====== Source document ======

# I get to be first!!!



## Loke (Sep 7, 2007)

So I get to be the first to post up a picture of the greatest hunting dog on earth (in my humble opinion).


----------



## 4x4 Bronco (Sep 7, 2007)

that's a fine looking dog ya got there :!:


----------



## 12 Volt Man (Sep 7, 2007)

Who in the world would ever want a Chessie?  

There that feels more like the old place.  :mrgreen:


----------



## Loke (Sep 7, 2007)

Elkhuntingfool said:


> Is that a lab :lol:


I had some woman comment to me once while I was walking Shasta that she had never seen a Lab with curly hair. I told her that she still hadn't.


----------



## Loke (Sep 7, 2007)

12 Volt Man said:


> Who in the world would ever want a Chessie?
> 
> There that feels more like the old place.  :mrgreen:


and if you keep that up, I'll have to use these :evil: :twisted: :evil: :twisted: :evil: :twisted: :evil: :twisted: :evil: :twisted: :evil: :twisted: :evil: :twisted: :evil: :twisted: :evil: :twisted:


----------



## Loke (Sep 7, 2007)

So, no one else wants to post a picture of their dog. I understand. It is tough to compete with my Chessie. :wink: :wink:


----------



## Grandpa D (Sep 7, 2007)

What's tough is posting a dang picture!


----------



## Loke (Sep 7, 2007)

Just like on the old site, or even easier. you can click on the "upload attachment" tab under the box where you write your text, and load them directly from your computer. They just can't be too big.


----------



## STEVO (Sep 13, 2007)

Youve seen this one before, but sorry I dont have many pics from a digital I can post. i have plenty of prints though.
I agree with you Loke, Best dogs on the planet!!!!!!


----------



## dkhntrdstn (Sep 7, 2007)

this there bed they think.


----------



## Donnerhund GWPs (Sep 12, 2007)




----------



## chuckmiester (Sep 9, 2007)

i really like the first pic. dkhntrdstn. it kind of reminds me of one of my labs. she wont sleep on anything unless theres a pillow for her, but she really enjoys our beds.


----------



## hessian (Sep 21, 2007)

[attachment=0:992b7]IM000684.JPG[/attachment:992b7][attachment=1:992b7]IM000725.JPG[/attachment:992b7][attachment=2:992b7]IM000735.JPG[/attachment:992b7] this is my future great hunter only 6 months now but wait till he grows up!


----------



## Donnerhund GWPs (Sep 12, 2007)

Ahh! another B/W Wirehair- Be still my heart!


----------



## outdoorgirl (Sep 29, 2007)

the best dogs are german wire hairs


----------



## needsomehuntn (Sep 24, 2007)

how about another chessie


----------

====== Exercise inputs ======

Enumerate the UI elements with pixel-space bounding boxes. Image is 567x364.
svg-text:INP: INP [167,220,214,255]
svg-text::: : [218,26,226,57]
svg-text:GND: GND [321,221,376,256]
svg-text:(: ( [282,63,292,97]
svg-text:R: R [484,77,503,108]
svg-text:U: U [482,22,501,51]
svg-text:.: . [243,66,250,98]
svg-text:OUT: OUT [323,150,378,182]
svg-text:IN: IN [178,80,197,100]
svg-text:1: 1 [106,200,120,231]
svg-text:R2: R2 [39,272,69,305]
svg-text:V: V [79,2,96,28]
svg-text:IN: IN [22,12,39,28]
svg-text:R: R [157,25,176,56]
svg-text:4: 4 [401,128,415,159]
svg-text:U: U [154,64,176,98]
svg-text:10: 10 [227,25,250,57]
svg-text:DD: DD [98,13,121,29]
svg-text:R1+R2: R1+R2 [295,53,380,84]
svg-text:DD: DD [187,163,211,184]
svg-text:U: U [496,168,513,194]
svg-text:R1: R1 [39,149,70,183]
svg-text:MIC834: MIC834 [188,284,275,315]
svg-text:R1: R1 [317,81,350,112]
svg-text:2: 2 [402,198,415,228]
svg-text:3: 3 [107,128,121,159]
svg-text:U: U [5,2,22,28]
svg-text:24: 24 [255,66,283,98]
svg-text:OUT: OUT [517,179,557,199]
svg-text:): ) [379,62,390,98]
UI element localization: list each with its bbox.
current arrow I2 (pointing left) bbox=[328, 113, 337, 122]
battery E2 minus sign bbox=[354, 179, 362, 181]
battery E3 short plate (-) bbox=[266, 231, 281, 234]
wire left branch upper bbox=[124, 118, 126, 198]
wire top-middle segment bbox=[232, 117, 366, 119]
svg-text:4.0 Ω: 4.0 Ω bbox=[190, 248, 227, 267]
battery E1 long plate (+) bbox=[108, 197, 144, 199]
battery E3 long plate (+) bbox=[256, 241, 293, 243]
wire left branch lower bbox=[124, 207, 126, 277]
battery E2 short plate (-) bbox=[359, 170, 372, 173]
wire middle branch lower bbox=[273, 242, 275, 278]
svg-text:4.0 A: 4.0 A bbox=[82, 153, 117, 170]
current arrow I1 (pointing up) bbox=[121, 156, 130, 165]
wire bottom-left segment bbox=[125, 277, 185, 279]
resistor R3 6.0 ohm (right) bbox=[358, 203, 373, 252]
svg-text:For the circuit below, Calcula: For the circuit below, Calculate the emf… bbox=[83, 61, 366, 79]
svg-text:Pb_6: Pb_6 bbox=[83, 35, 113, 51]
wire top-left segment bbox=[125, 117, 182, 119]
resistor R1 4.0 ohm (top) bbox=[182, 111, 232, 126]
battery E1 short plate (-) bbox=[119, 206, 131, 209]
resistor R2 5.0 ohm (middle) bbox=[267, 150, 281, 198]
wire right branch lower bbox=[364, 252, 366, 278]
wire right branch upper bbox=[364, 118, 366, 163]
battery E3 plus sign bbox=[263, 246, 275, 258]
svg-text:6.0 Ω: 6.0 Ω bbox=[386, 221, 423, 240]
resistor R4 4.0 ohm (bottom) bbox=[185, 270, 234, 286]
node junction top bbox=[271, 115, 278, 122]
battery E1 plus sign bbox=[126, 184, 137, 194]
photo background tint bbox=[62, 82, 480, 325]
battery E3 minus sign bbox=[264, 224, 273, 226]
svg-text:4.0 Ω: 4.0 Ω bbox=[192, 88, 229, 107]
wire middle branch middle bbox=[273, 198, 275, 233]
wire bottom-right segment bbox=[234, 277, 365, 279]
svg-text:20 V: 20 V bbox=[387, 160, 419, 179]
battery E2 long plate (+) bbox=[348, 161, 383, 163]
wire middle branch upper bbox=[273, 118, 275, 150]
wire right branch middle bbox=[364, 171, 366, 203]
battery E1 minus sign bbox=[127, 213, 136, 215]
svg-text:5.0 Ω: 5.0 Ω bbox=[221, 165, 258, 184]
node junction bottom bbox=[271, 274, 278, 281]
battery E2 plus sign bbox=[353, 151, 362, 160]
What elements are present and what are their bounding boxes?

======
====== Exercise inputs ======

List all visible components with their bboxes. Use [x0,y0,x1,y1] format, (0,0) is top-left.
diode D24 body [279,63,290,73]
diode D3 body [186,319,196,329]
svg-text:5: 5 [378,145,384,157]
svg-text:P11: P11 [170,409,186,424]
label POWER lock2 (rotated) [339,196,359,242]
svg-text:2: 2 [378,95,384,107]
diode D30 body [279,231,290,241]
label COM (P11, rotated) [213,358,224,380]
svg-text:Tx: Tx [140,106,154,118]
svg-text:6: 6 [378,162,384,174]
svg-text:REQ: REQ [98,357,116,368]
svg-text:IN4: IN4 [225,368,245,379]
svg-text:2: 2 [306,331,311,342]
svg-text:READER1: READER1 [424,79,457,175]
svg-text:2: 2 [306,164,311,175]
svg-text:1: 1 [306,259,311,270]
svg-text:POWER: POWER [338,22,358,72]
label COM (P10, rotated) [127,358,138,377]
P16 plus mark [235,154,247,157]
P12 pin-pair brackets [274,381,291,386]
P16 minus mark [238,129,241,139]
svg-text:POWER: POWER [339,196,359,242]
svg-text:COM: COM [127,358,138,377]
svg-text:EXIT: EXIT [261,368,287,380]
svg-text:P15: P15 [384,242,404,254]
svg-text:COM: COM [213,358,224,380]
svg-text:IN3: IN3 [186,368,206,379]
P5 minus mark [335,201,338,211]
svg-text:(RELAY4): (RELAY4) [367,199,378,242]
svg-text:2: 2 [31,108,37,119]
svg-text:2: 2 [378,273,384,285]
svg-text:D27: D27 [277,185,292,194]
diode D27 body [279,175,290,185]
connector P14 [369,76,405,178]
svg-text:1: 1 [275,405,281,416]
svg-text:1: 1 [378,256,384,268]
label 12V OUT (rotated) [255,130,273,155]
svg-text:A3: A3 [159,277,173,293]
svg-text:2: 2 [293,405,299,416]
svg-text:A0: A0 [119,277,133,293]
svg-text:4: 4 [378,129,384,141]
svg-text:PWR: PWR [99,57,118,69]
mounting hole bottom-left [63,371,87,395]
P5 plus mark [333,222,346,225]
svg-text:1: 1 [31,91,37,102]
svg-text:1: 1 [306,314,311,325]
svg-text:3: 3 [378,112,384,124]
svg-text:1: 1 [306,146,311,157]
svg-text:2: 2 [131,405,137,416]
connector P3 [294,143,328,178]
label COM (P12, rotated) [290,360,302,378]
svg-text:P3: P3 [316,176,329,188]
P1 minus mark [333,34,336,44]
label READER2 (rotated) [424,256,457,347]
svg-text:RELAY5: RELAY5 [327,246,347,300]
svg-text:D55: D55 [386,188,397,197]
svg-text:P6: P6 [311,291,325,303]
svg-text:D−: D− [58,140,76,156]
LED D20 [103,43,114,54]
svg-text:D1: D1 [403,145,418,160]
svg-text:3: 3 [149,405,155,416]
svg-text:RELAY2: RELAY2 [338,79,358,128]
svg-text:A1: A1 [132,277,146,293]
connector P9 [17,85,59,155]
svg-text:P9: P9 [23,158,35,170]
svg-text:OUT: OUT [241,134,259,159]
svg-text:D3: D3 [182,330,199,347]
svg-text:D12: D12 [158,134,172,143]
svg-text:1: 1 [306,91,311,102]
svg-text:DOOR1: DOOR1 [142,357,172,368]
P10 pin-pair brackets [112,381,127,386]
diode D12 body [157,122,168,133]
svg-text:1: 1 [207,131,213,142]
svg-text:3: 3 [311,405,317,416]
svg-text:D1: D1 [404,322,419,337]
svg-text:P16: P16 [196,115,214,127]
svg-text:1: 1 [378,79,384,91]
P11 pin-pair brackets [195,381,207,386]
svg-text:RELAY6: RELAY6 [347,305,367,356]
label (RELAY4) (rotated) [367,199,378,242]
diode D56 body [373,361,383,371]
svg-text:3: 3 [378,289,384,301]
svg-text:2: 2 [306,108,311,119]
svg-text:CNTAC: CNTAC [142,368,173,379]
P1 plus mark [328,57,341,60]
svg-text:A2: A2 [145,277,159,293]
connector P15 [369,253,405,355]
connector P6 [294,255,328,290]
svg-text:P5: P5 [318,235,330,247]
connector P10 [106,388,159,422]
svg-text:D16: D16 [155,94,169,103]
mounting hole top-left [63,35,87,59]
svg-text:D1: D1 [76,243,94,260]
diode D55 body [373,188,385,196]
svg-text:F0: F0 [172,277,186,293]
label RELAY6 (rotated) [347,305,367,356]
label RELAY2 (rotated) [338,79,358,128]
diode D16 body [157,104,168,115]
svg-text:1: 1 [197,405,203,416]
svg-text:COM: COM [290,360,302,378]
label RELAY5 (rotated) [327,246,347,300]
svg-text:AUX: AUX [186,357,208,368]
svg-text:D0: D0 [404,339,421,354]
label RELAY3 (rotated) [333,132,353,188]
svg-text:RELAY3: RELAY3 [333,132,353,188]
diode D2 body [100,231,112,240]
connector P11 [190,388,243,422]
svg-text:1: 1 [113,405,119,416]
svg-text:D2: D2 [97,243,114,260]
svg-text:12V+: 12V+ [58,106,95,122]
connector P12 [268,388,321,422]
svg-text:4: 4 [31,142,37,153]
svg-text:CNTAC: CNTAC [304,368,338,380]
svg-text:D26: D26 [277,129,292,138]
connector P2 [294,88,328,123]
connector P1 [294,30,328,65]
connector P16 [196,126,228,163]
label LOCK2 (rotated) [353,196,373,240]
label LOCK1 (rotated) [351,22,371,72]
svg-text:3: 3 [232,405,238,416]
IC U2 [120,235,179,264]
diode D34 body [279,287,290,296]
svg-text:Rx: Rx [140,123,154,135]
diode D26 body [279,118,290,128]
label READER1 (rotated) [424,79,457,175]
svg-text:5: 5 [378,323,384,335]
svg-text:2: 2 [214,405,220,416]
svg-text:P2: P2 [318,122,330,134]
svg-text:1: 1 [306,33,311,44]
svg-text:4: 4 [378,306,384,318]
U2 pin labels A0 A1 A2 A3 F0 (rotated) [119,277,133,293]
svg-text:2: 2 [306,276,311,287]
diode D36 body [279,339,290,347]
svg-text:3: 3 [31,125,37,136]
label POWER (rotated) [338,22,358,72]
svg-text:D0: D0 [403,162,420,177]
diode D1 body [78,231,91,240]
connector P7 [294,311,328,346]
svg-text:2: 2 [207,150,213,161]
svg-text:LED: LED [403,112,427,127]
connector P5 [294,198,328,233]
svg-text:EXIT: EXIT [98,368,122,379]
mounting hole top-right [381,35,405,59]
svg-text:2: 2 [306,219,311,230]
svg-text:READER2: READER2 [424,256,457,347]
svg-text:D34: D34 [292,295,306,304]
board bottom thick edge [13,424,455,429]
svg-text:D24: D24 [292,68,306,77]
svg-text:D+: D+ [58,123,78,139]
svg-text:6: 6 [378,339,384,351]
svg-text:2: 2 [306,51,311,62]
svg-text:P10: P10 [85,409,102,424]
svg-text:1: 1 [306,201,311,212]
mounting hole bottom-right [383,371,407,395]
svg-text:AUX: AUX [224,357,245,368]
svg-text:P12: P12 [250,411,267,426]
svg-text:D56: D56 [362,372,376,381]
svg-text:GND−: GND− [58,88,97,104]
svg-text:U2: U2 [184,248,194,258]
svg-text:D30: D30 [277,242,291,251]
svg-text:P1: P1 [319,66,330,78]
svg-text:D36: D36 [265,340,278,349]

======
====== Exercise inputs ======

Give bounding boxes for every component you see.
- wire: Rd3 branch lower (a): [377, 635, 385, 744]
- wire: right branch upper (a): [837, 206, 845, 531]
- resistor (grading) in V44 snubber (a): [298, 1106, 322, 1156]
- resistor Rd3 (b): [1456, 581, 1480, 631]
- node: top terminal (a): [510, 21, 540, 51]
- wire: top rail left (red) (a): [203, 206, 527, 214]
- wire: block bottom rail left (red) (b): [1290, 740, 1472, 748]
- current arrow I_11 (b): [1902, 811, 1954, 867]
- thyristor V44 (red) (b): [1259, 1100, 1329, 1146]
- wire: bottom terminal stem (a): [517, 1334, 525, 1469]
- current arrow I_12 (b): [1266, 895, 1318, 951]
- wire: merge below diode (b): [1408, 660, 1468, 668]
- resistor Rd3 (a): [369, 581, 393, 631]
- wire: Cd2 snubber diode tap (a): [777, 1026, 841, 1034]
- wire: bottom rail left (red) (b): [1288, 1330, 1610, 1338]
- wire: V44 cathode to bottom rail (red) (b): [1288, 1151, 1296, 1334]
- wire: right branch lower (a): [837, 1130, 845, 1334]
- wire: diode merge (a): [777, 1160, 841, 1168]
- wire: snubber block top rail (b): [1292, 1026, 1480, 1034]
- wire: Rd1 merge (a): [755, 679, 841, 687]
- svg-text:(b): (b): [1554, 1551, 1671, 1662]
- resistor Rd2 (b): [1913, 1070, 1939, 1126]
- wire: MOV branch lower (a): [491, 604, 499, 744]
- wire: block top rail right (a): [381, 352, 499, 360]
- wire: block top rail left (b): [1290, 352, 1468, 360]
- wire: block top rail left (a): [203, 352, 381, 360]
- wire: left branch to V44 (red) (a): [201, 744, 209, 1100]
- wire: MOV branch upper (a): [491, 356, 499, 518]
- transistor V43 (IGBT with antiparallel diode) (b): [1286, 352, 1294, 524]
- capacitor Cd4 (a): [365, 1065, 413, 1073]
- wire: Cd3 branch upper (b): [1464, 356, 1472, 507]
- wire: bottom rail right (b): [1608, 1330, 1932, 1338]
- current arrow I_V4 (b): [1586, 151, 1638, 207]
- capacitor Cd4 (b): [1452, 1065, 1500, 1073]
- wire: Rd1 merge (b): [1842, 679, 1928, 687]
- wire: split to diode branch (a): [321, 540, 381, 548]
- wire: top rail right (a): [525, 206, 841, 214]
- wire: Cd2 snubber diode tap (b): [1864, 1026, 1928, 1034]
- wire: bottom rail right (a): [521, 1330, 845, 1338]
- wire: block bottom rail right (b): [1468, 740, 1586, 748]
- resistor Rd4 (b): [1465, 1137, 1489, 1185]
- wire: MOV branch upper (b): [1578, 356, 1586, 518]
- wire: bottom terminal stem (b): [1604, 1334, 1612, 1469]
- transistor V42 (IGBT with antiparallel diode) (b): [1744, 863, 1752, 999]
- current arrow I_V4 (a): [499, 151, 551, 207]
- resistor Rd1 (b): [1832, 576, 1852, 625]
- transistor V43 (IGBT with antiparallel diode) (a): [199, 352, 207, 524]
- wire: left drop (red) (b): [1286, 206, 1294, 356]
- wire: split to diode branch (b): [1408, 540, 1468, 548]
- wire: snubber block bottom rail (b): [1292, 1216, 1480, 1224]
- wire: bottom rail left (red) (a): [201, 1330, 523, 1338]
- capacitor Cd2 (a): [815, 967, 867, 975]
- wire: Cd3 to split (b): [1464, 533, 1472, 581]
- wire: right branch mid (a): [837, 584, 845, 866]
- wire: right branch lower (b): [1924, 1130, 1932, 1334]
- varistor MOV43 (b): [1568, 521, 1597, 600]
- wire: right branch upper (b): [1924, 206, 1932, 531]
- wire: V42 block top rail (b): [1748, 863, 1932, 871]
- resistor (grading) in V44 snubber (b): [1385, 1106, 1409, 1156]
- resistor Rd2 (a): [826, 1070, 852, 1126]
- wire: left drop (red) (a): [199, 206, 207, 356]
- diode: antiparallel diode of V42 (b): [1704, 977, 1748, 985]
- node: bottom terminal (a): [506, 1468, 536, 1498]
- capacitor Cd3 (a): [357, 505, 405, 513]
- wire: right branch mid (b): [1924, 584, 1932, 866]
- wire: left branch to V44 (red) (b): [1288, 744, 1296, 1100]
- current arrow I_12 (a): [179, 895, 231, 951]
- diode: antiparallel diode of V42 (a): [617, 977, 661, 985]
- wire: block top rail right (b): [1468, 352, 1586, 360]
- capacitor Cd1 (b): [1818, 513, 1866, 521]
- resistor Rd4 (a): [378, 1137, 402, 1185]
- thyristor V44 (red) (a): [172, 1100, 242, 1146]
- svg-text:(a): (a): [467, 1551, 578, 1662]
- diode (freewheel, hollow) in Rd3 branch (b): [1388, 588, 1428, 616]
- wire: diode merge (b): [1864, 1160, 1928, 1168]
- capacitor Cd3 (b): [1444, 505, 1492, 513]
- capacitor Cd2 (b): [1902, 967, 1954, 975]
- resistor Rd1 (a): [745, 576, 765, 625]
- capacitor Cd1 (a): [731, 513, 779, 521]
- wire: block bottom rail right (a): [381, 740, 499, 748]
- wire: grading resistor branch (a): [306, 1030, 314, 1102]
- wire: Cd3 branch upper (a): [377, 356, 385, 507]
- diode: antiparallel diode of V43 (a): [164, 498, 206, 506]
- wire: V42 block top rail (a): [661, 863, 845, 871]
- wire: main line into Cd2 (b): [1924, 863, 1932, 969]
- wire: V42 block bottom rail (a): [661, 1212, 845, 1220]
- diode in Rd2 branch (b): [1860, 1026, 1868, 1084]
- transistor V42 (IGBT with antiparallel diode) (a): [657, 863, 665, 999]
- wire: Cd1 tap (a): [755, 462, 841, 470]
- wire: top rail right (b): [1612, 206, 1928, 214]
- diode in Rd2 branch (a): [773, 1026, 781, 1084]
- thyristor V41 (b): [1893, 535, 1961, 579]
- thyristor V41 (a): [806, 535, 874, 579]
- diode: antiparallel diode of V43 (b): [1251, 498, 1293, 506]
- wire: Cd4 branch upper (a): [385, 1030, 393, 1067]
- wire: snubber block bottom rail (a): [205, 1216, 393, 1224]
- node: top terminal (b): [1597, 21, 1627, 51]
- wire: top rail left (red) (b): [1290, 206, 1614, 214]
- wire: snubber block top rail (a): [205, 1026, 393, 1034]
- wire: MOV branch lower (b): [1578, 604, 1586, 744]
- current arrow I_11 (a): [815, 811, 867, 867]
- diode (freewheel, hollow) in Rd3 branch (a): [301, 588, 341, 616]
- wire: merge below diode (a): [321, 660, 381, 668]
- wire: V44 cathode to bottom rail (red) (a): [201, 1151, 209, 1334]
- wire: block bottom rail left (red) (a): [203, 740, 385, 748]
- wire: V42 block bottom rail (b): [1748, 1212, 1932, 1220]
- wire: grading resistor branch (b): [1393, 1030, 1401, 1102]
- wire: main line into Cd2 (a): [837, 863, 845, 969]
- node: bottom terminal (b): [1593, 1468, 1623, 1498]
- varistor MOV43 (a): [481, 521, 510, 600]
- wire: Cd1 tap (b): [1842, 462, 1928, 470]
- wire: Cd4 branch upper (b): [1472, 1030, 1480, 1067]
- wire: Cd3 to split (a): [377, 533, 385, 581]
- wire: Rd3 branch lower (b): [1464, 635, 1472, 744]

======

Problems to solve ::
1/ Answer these questions about the dog thread:
(a) What was the name of the dog Loke was walking when a woman remarked that she had never seen a Lab with curly hair?
(b) Which tab does Loke say to click to load pictures directly from your computer?
(c) How old is the dog that hessian calls "my future great hunter"?
2/ In the records, what does the part that opens with the line containing "Enumerate the UI" and closes with the line containing "svg-text:MIC834: MIC834 [188,284,275,315]" look like if you swap "pixel-space bounding boxes" for "pixel-coordinate bounding boxes" and leave everything else as it is?

Responses to the tasks ::
1/
(a) Shasta
(b) The "upload attachment" tab
(c) Six months

2/
Enumerate the UI elements with pixel-coordinate bounding boxes. Image is 567x364.
svg-text:INP: INP [167,220,214,255]
svg-text::: : [218,26,226,57]
svg-text:GND: GND [321,221,376,256]
svg-text:(: ( [282,63,292,97]
svg-text:R: R [484,77,503,108]
svg-text:U: U [482,22,501,51]
svg-text:.: . [243,66,250,98]
svg-text:OUT: OUT [323,150,378,182]
svg-text:IN: IN [178,80,197,100]
svg-text:1: 1 [106,200,120,231]
svg-text:R2: R2 [39,272,69,305]
svg-text:V: V [79,2,96,28]
svg-text:IN: IN [22,12,39,28]
svg-text:R: R [157,25,176,56]
svg-text:4: 4 [401,128,415,159]
svg-text:U: U [154,64,176,98]
svg-text:10: 10 [227,25,250,57]
svg-text:DD: DD [98,13,121,29]
svg-text:R1+R2: R1+R2 [295,53,380,84]
svg-text:DD: DD [187,163,211,184]
svg-text:U: U [496,168,513,194]
svg-text:R1: R1 [39,149,70,183]
svg-text:MIC834: MIC834 [188,284,275,315]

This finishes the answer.